■ Work to be completed
Make a verbatim copy of the entries below; pictures stay out.

■ Dataset content
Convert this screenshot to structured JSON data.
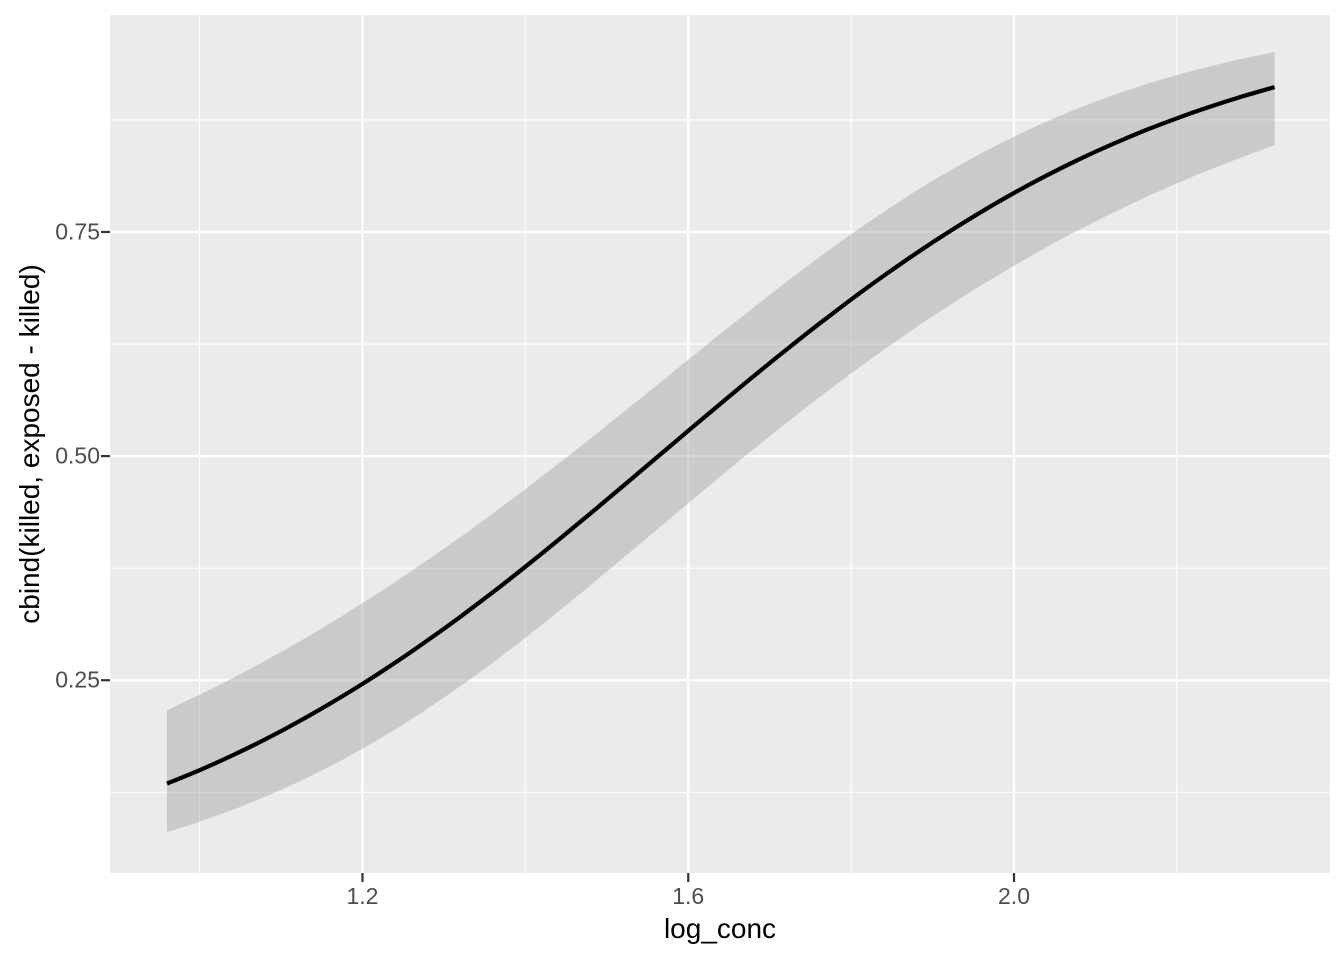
{
  "chart_data": {
    "type": "line",
    "title": "",
    "xlabel": "log_conc",
    "ylabel": "cbind(killed, exposed - killed)",
    "legend_position": "none",
    "grid": true,
    "x": [
      0.96,
      1.0,
      1.04,
      1.08,
      1.12,
      1.16,
      1.2,
      1.24,
      1.28,
      1.32,
      1.36,
      1.4,
      1.44,
      1.48,
      1.52,
      1.56,
      1.6,
      1.64,
      1.68,
      1.72,
      1.76,
      1.8,
      1.84,
      1.88,
      1.92,
      1.96,
      2.0,
      2.04,
      2.08,
      2.12,
      2.16,
      2.2,
      2.24,
      2.28,
      2.32
    ],
    "series": [
      {
        "name": "fitted-probability",
        "type": "line",
        "values": [
          0.1347,
          0.1497,
          0.1661,
          0.1838,
          0.2031,
          0.2238,
          0.2459,
          0.2695,
          0.2945,
          0.3207,
          0.3481,
          0.3766,
          0.406,
          0.4361,
          0.4666,
          0.4974,
          0.5282,
          0.5587,
          0.5889,
          0.6184,
          0.647,
          0.6747,
          0.7011,
          0.7263,
          0.7501,
          0.7725,
          0.7935,
          0.813,
          0.831,
          0.8476,
          0.8629,
          0.8768,
          0.8895,
          0.9011,
          0.9116
        ]
      },
      {
        "name": "confidence-ribbon",
        "type": "ribbon",
        "upper": [
          0.2166,
          0.2338,
          0.2521,
          0.2715,
          0.2919,
          0.3134,
          0.336,
          0.3595,
          0.3841,
          0.4095,
          0.4359,
          0.4632,
          0.4911,
          0.5196,
          0.5487,
          0.578,
          0.6075,
          0.6367,
          0.6656,
          0.6939,
          0.7213,
          0.7476,
          0.7724,
          0.7959,
          0.8177,
          0.8379,
          0.8563,
          0.8731,
          0.8883,
          0.902,
          0.9142,
          0.925,
          0.9346,
          0.9431,
          0.9506
        ],
        "lower": [
          0.0806,
          0.0922,
          0.1053,
          0.1199,
          0.1361,
          0.154,
          0.1737,
          0.1951,
          0.2184,
          0.2432,
          0.2696,
          0.2973,
          0.3262,
          0.356,
          0.3863,
          0.4168,
          0.4474,
          0.4777,
          0.5075,
          0.5367,
          0.5649,
          0.5922,
          0.6185,
          0.6437,
          0.6677,
          0.6907,
          0.7124,
          0.733,
          0.7524,
          0.7707,
          0.788,
          0.8042,
          0.8193,
          0.8334,
          0.8467
        ]
      }
    ],
    "x_axis": {
      "limits": [
        0.89,
        2.388
      ],
      "ticks": [
        {
          "value": 1.2,
          "label": "1.2"
        },
        {
          "value": 1.6,
          "label": "1.6"
        },
        {
          "value": 2.0,
          "label": "2.0"
        }
      ],
      "minor_breaks": [
        1.0,
        1.4,
        1.8,
        2.2
      ]
    },
    "y_axis": {
      "limits": [
        0.035,
        0.992
      ],
      "ticks": [
        {
          "value": 0.25,
          "label": "0.25"
        },
        {
          "value": 0.5,
          "label": "0.50"
        },
        {
          "value": 0.75,
          "label": "0.75"
        }
      ],
      "minor_breaks": [
        0.125,
        0.375,
        0.625,
        0.875
      ]
    },
    "theme": {
      "outer_background": "#FFFFFF",
      "panel_background": "#EBEBEB",
      "grid_major_color": "#FFFFFF",
      "grid_minor_color": "#FFFFFF",
      "line_color": "#000000",
      "ribbon_color": "#999999",
      "ribbon_opacity": 0.4,
      "tick_label_color": "#4D4D4D",
      "axis_title_color": "#000000",
      "tick_mark_color": "#333333"
    }
  }
}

■ Solution for this problem
Convert this screenshot to structured JSON data.
{
  "chart_data": {
    "type": "line",
    "title": "",
    "xlabel": "log_conc",
    "ylabel": "cbind(killed, exposed - killed)",
    "legend_position": "none",
    "grid": true,
    "x": [
      0.96,
      1.0,
      1.04,
      1.08,
      1.12,
      1.16,
      1.2,
      1.24,
      1.28,
      1.32,
      1.36,
      1.4,
      1.44,
      1.48,
      1.52,
      1.56,
      1.6,
      1.64,
      1.68,
      1.72,
      1.76,
      1.8,
      1.84,
      1.88,
      1.92,
      1.96,
      2.0,
      2.04,
      2.08,
      2.12,
      2.16,
      2.2,
      2.24,
      2.28,
      2.32
    ],
    "series": [
      {
        "name": "fitted-probability",
        "type": "line",
        "values": [
          0.1347,
          0.1497,
          0.1661,
          0.1838,
          0.2031,
          0.2238,
          0.2459,
          0.2695,
          0.2945,
          0.3207,
          0.3481,
          0.3766,
          0.406,
          0.4361,
          0.4666,
          0.4974,
          0.5282,
          0.5587,
          0.5889,
          0.6184,
          0.647,
          0.6747,
          0.7011,
          0.7263,
          0.7501,
          0.7725,
          0.7935,
          0.813,
          0.831,
          0.8476,
          0.8629,
          0.8768,
          0.8895,
          0.9011,
          0.9116
        ]
      },
      {
        "name": "confidence-ribbon",
        "type": "ribbon",
        "upper": [
          0.2166,
          0.2338,
          0.2521,
          0.2715,
          0.2919,
          0.3134,
          0.336,
          0.3595,
          0.3841,
          0.4095,
          0.4359,
          0.4632,
          0.4911,
          0.5196,
          0.5487,
          0.578,
          0.6075,
          0.6367,
          0.6656,
          0.6939,
          0.7213,
          0.7476,
          0.7724,
          0.7959,
          0.8177,
          0.8379,
          0.8563,
          0.8731,
          0.8883,
          0.902,
          0.9142,
          0.925,
          0.9346,
          0.9431,
          0.9506
        ],
        "lower": [
          0.0806,
          0.0922,
          0.1053,
          0.1199,
          0.1361,
          0.154,
          0.1737,
          0.1951,
          0.2184,
          0.2432,
          0.2696,
          0.2973,
          0.3262,
          0.356,
          0.3863,
          0.4168,
          0.4474,
          0.4777,
          0.5075,
          0.5367,
          0.5649,
          0.5922,
          0.6185,
          0.6437,
          0.6677,
          0.6907,
          0.7124,
          0.733,
          0.7524,
          0.7707,
          0.788,
          0.8042,
          0.8193,
          0.8334,
          0.8467
        ]
      }
    ],
    "x_axis": {
      "limits": [
        0.89,
        2.388
      ],
      "ticks": [
        {
          "value": 1.2,
          "label": "1.2"
        },
        {
          "value": 1.6,
          "label": "1.6"
        },
        {
          "value": 2.0,
          "label": "2.0"
        }
      ],
      "minor_breaks": [
        1.0,
        1.4,
        1.8,
        2.2
      ]
    },
    "y_axis": {
      "limits": [
        0.035,
        0.992
      ],
      "ticks": [
        {
          "value": 0.25,
          "label": "0.25"
        },
        {
          "value": 0.5,
          "label": "0.50"
        },
        {
          "value": 0.75,
          "label": "0.75"
        }
      ],
      "minor_breaks": [
        0.125,
        0.375,
        0.625,
        0.875
      ]
    },
    "theme": {
      "outer_background": "#FFFFFF",
      "panel_background": "#EBEBEB",
      "grid_major_color": "#FFFFFF",
      "grid_minor_color": "#FFFFFF",
      "line_color": "#000000",
      "ribbon_color": "#999999",
      "ribbon_opacity": 0.4,
      "tick_label_color": "#4D4D4D",
      "axis_title_color": "#000000",
      "tick_mark_color": "#333333"
    }
  }
}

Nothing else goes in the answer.